Stored records
----------------

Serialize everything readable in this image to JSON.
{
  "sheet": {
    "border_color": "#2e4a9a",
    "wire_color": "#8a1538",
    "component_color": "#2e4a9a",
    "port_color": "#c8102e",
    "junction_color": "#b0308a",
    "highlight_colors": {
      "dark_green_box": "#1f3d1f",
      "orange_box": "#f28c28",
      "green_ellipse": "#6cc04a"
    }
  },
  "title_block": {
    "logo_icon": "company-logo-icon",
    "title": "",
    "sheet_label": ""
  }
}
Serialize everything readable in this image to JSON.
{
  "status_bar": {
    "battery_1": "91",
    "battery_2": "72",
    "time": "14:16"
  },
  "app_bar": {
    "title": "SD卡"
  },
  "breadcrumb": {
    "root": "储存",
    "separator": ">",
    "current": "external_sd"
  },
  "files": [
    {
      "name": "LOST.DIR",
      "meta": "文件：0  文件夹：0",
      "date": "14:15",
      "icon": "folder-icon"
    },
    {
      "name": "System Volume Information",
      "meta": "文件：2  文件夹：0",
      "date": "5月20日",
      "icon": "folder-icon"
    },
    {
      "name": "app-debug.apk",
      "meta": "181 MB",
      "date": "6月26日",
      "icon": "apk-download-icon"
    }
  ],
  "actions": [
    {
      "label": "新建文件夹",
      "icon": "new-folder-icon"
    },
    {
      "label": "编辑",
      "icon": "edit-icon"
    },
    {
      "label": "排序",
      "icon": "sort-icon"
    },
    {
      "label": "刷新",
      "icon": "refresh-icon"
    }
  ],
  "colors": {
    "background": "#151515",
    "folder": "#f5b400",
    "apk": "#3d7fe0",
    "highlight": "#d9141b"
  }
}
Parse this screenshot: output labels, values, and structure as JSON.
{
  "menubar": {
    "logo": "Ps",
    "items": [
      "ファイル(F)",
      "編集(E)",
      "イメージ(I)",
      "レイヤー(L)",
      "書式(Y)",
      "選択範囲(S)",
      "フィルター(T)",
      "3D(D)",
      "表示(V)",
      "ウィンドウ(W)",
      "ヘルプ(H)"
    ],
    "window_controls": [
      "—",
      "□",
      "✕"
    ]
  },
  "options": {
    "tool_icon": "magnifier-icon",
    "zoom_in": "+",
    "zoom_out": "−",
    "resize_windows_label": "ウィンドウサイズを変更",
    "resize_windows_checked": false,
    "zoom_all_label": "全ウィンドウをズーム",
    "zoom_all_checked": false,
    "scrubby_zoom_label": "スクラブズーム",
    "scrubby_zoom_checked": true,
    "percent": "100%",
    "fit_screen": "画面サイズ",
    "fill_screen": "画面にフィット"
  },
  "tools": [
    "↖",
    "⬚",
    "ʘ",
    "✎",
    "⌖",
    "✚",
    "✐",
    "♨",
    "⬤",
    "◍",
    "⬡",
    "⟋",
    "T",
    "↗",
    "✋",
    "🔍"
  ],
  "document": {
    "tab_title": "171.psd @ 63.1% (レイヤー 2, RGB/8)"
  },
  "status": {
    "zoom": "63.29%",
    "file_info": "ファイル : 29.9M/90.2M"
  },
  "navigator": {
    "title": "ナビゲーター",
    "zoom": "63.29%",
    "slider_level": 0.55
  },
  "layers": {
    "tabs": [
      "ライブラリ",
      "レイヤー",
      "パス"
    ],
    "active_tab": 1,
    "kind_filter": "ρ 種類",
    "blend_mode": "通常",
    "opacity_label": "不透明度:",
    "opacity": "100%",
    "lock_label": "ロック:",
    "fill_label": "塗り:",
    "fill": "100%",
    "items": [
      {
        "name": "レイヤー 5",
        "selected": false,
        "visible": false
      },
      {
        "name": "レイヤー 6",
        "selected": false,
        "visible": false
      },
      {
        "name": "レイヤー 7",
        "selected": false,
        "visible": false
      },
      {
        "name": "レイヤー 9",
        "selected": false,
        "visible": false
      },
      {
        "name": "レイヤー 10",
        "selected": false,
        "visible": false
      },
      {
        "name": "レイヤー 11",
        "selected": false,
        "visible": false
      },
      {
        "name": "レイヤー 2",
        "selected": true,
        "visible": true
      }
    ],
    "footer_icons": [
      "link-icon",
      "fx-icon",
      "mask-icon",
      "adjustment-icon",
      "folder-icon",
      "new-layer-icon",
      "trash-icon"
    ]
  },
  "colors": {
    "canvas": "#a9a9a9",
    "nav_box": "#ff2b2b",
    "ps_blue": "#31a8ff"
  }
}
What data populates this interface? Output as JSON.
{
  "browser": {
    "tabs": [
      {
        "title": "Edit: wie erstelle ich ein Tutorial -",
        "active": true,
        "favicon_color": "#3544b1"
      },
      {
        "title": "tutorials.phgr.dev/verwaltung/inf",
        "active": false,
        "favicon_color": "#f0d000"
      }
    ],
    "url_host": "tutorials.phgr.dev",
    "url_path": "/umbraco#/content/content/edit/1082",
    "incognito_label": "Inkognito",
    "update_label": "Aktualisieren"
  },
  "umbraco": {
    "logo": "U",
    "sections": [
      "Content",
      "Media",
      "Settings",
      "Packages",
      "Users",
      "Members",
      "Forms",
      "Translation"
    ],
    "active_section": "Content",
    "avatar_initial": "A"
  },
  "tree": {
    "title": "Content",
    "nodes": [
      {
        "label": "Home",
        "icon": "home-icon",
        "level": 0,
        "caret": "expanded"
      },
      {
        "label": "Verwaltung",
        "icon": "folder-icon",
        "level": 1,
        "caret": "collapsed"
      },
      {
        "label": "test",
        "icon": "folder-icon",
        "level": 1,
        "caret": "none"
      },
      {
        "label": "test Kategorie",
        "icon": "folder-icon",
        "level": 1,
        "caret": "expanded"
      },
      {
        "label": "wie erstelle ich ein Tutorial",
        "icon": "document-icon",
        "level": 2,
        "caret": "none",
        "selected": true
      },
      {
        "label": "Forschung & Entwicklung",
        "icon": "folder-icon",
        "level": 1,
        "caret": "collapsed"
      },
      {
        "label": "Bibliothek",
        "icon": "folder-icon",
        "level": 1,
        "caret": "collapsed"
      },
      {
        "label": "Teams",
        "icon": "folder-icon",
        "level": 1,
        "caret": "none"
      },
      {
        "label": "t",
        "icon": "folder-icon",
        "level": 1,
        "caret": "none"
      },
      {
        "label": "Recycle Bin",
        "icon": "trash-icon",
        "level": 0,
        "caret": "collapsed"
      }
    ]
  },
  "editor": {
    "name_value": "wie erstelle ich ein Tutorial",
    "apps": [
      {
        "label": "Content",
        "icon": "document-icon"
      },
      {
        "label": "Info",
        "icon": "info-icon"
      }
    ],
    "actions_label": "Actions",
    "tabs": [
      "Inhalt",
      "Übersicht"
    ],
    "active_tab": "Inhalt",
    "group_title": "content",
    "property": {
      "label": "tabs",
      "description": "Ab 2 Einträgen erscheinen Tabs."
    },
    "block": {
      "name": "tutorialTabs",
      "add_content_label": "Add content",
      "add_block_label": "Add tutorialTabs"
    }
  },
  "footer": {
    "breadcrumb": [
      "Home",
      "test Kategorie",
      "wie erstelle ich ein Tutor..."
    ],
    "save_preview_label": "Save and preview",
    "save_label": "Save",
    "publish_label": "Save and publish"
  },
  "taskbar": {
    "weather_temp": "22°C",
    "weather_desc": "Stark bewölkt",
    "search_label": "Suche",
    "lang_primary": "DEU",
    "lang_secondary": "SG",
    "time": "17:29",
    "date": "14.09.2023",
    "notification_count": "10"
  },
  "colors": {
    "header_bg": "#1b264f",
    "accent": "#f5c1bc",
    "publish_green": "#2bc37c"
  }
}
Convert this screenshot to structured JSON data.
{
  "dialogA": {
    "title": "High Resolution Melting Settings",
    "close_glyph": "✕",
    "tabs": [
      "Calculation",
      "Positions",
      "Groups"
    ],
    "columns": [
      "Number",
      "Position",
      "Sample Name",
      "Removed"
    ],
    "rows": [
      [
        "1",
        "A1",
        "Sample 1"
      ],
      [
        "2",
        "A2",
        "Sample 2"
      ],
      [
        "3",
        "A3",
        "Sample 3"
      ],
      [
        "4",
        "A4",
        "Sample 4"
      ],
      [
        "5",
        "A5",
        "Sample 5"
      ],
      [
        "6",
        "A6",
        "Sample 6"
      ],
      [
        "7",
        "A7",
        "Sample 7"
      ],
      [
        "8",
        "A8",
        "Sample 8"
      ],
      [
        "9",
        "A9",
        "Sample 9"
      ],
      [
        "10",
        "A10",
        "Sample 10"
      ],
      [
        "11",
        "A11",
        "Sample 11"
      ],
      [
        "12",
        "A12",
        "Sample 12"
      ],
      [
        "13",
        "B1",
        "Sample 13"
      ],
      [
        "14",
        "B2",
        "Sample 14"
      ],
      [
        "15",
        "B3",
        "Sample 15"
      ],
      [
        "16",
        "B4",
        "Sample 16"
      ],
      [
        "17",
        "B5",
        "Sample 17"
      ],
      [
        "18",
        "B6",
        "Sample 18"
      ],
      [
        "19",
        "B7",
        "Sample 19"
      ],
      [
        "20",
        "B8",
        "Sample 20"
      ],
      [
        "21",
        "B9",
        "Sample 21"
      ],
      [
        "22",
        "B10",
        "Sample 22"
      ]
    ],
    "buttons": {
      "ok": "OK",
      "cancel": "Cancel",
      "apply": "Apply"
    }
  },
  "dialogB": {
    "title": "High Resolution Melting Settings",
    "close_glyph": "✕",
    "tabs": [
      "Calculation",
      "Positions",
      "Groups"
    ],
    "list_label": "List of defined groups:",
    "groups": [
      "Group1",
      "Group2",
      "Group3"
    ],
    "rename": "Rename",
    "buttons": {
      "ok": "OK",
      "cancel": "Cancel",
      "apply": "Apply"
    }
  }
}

----------------

▶ _CHALLENGE_: Collect every line above that contains the word "test".

▶ _RESULT OF THIS TASK_:
        "label": "test",
        "label": "test Kategorie",
      "test Kategorie",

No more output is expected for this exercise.